--- Start of ENTRIES SUPPLIED ---

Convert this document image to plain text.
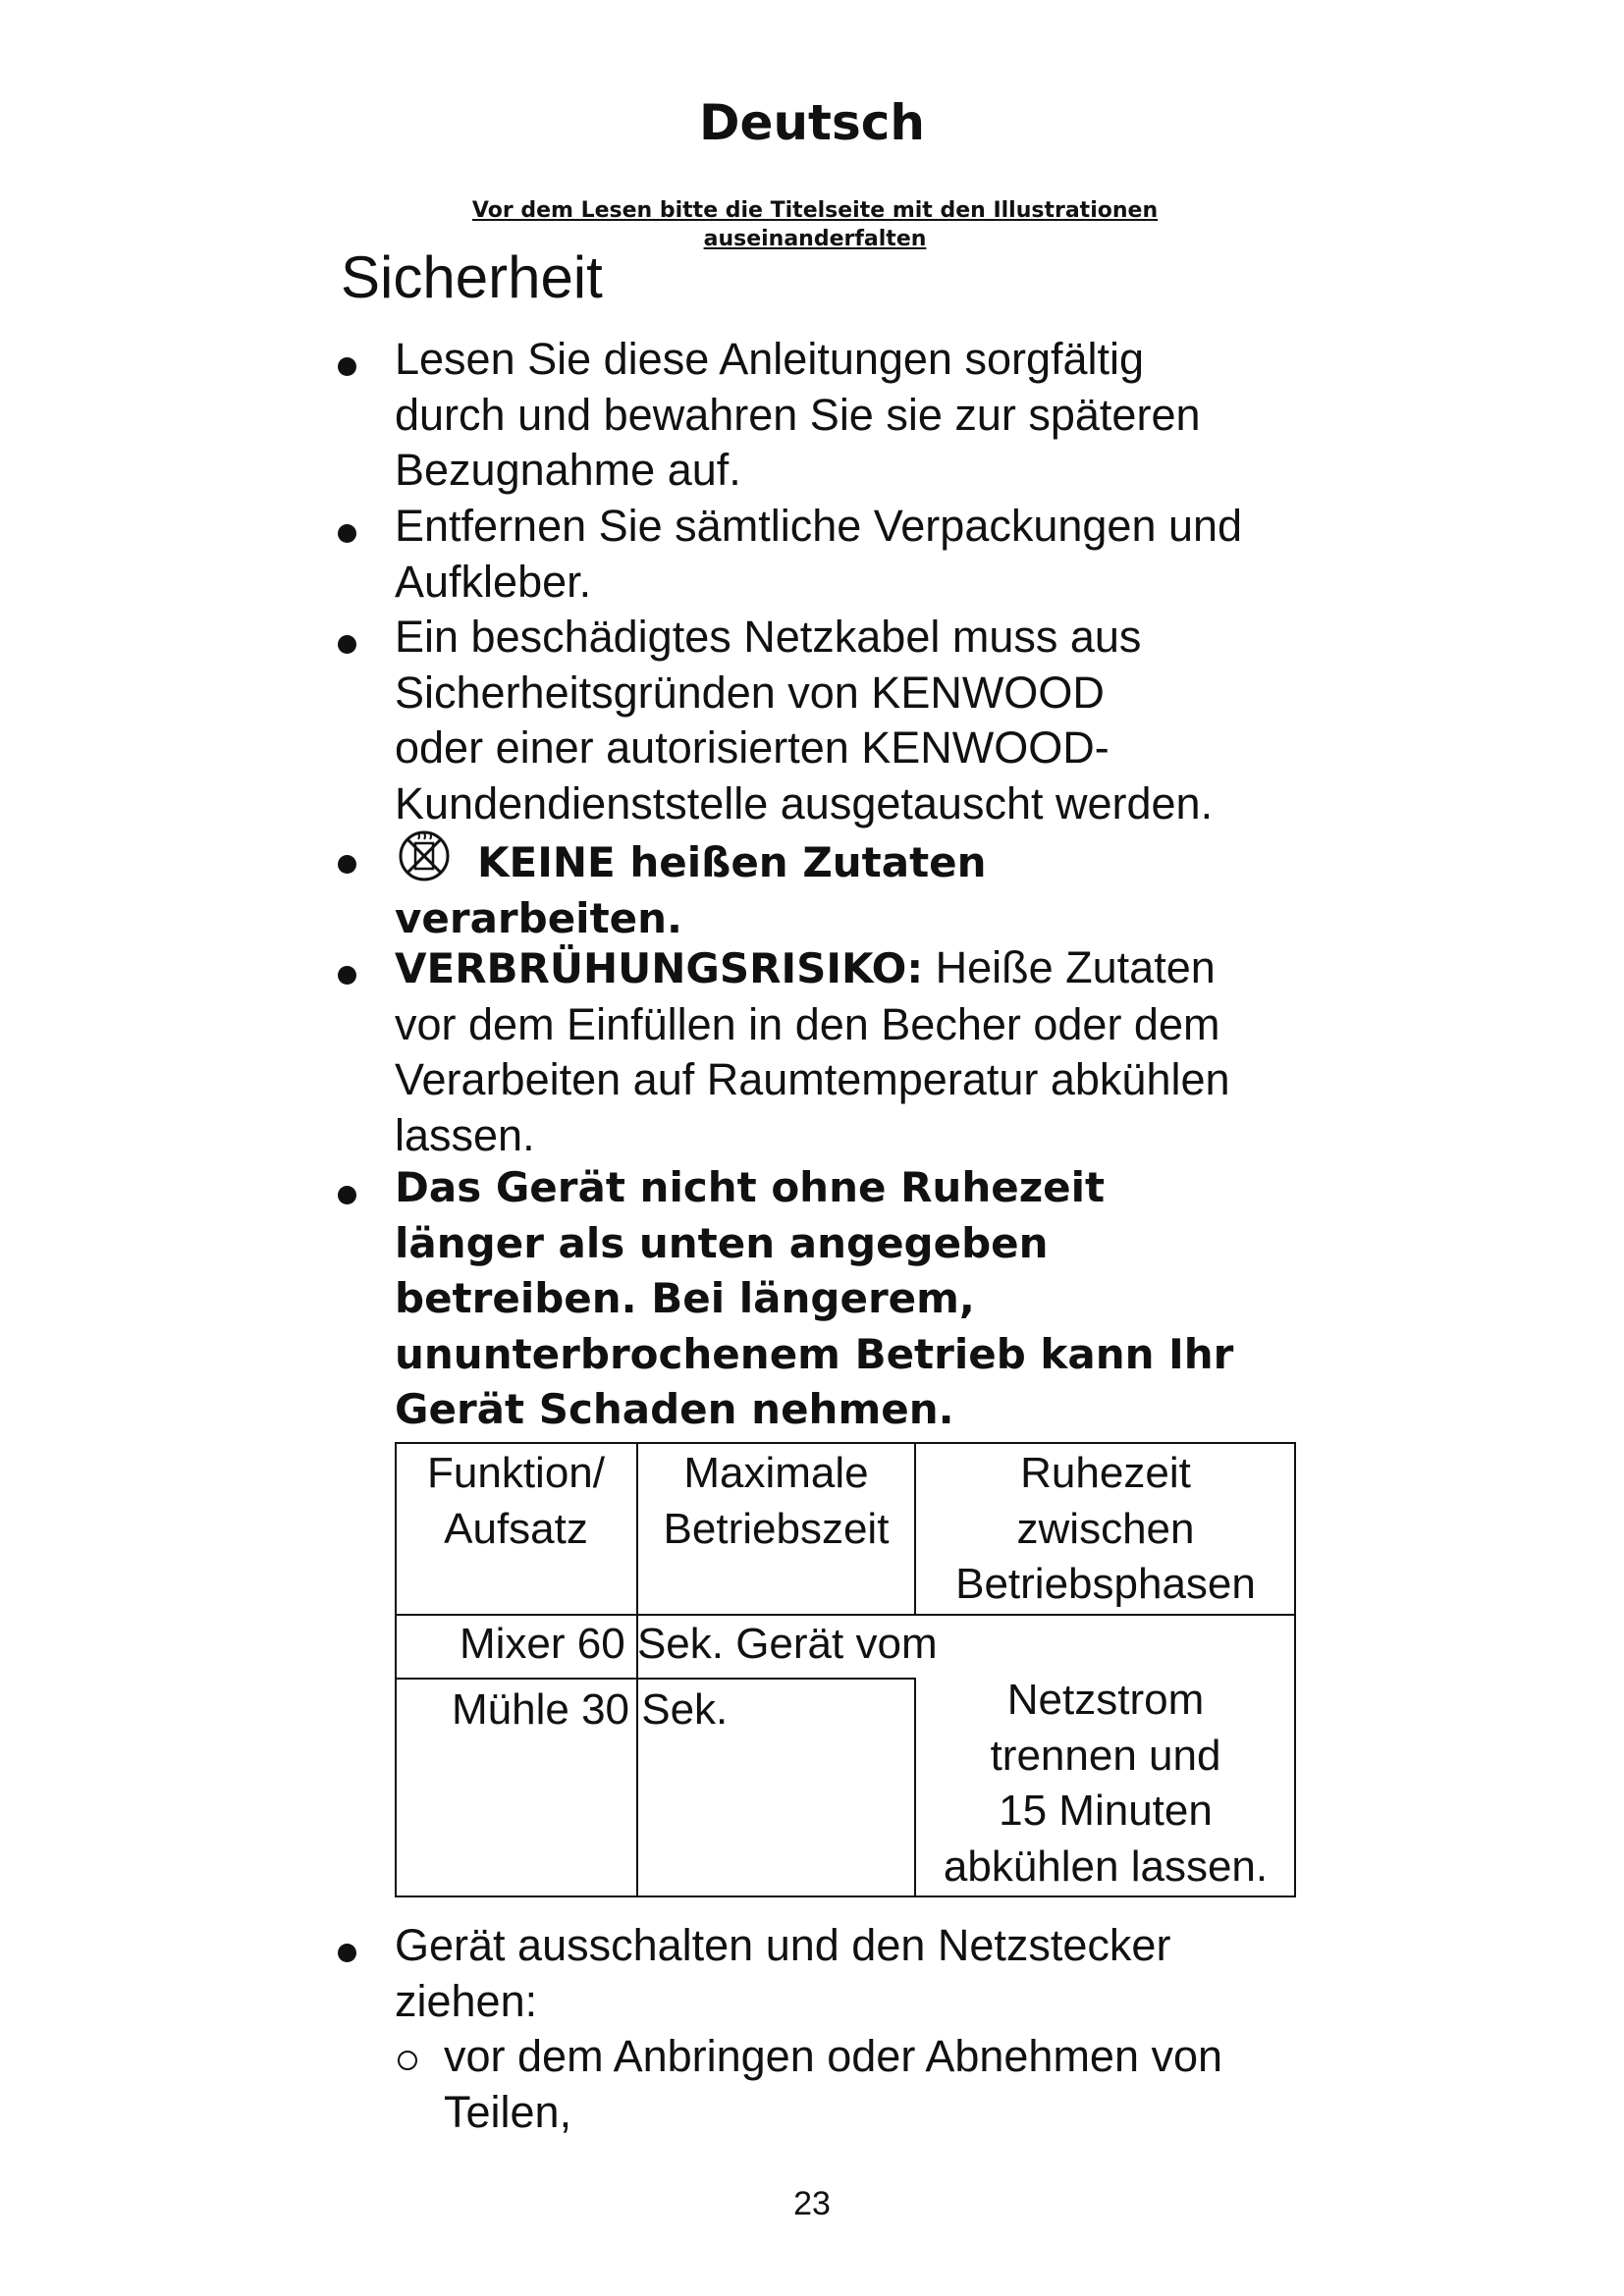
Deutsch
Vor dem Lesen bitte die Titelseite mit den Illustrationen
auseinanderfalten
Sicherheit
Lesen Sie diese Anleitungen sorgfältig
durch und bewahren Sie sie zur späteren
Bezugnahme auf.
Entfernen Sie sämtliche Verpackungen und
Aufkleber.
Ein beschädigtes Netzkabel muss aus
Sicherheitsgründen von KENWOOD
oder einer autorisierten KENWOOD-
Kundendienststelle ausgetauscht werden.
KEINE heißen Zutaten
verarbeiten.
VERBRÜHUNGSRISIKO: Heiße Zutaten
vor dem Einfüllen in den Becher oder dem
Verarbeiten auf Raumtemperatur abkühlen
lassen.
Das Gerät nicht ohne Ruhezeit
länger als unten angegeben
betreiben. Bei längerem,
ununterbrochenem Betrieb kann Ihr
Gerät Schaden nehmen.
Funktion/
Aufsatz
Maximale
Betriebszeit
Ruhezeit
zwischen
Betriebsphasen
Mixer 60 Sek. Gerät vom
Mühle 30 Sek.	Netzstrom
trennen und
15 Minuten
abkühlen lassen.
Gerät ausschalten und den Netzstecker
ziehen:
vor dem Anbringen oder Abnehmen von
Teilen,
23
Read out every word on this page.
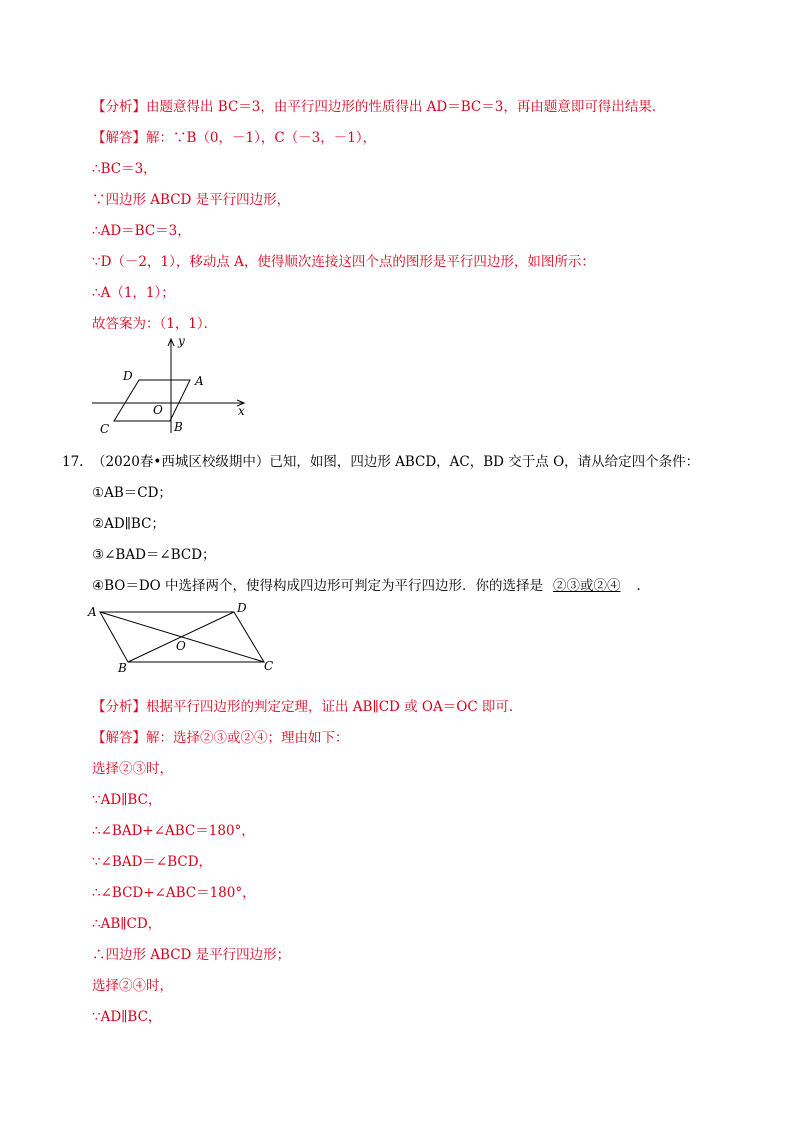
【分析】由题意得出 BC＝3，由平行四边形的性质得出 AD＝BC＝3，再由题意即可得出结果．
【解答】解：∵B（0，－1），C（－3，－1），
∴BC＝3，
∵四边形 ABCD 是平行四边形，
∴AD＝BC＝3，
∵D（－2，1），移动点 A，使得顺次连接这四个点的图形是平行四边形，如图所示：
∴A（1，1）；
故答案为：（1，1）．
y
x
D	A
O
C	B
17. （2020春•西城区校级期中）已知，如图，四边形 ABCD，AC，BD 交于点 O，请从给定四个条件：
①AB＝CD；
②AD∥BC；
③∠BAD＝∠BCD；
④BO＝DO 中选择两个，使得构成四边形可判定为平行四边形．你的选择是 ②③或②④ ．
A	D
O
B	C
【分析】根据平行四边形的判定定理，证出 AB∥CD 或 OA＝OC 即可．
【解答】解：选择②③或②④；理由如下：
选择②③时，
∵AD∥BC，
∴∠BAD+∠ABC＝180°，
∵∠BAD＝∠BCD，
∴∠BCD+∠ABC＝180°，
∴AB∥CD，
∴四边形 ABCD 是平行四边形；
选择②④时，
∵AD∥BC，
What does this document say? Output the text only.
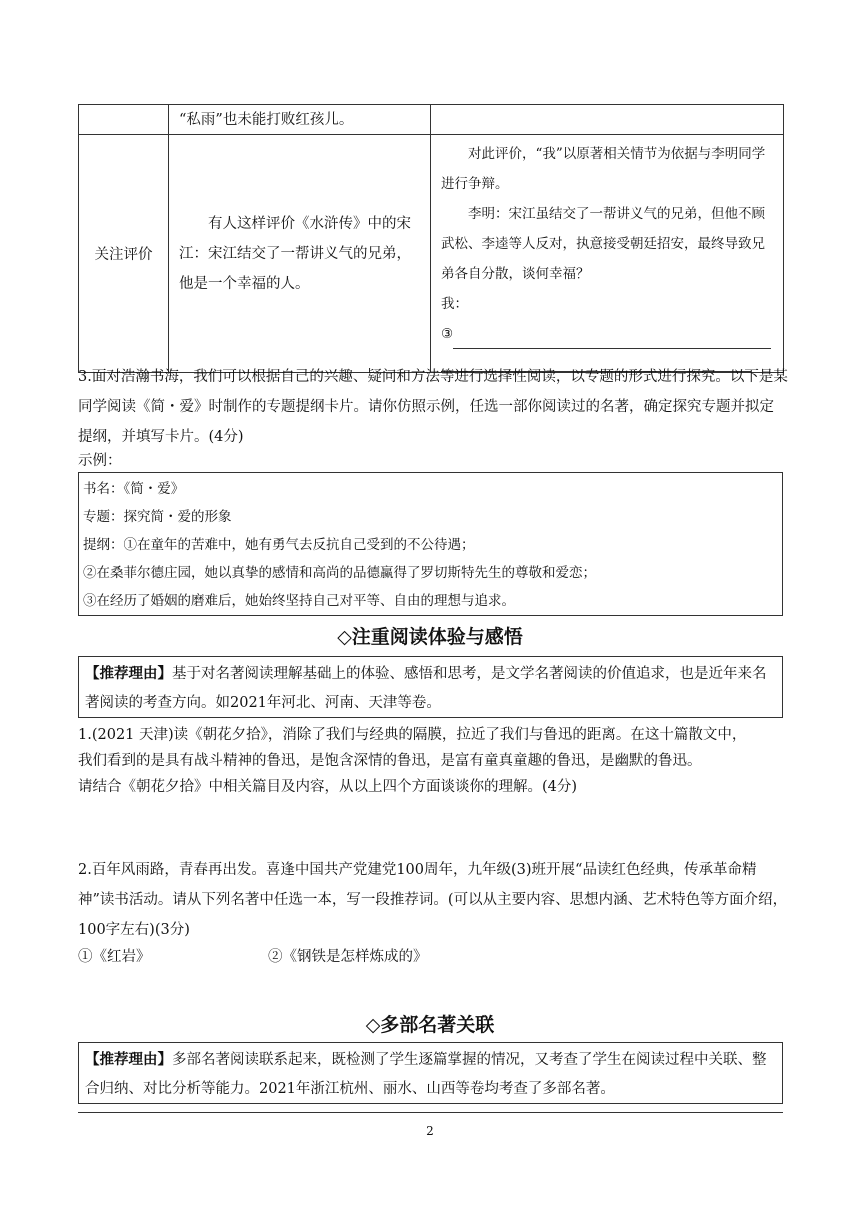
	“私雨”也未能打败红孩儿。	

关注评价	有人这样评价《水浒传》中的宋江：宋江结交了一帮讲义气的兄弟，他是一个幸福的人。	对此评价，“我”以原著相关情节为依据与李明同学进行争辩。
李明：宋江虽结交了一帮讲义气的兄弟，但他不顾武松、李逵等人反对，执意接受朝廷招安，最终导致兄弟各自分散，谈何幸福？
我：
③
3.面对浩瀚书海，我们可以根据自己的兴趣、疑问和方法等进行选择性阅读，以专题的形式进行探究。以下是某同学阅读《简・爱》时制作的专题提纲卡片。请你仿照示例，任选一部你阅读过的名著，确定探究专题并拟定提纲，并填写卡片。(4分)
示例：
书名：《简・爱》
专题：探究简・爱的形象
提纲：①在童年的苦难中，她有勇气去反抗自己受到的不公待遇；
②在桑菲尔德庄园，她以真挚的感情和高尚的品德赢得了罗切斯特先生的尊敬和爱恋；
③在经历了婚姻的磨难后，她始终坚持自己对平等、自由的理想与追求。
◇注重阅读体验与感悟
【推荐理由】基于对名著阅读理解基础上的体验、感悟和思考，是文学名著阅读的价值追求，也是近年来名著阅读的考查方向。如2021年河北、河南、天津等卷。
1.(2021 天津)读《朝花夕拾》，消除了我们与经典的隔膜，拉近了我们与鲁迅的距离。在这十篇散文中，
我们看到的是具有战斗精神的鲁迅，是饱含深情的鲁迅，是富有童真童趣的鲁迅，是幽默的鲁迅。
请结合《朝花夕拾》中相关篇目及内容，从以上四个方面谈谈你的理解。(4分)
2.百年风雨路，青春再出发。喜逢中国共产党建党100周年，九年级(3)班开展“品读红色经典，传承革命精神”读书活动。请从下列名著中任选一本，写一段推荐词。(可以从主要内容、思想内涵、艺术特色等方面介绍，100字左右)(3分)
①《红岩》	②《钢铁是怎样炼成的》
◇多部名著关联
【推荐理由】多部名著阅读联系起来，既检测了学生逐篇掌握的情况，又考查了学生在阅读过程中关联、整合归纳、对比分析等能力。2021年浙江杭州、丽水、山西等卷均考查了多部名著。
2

--- End of ENTRIES SUPPLIED ---

EXERCISE DETAILS:
Scan the lines for the string "abkühlen". Pick out every line that has it.

EXERCISE ANSWER:
Verarbeiten auf Raumtemperatur abkühlen
abkühlen lassen.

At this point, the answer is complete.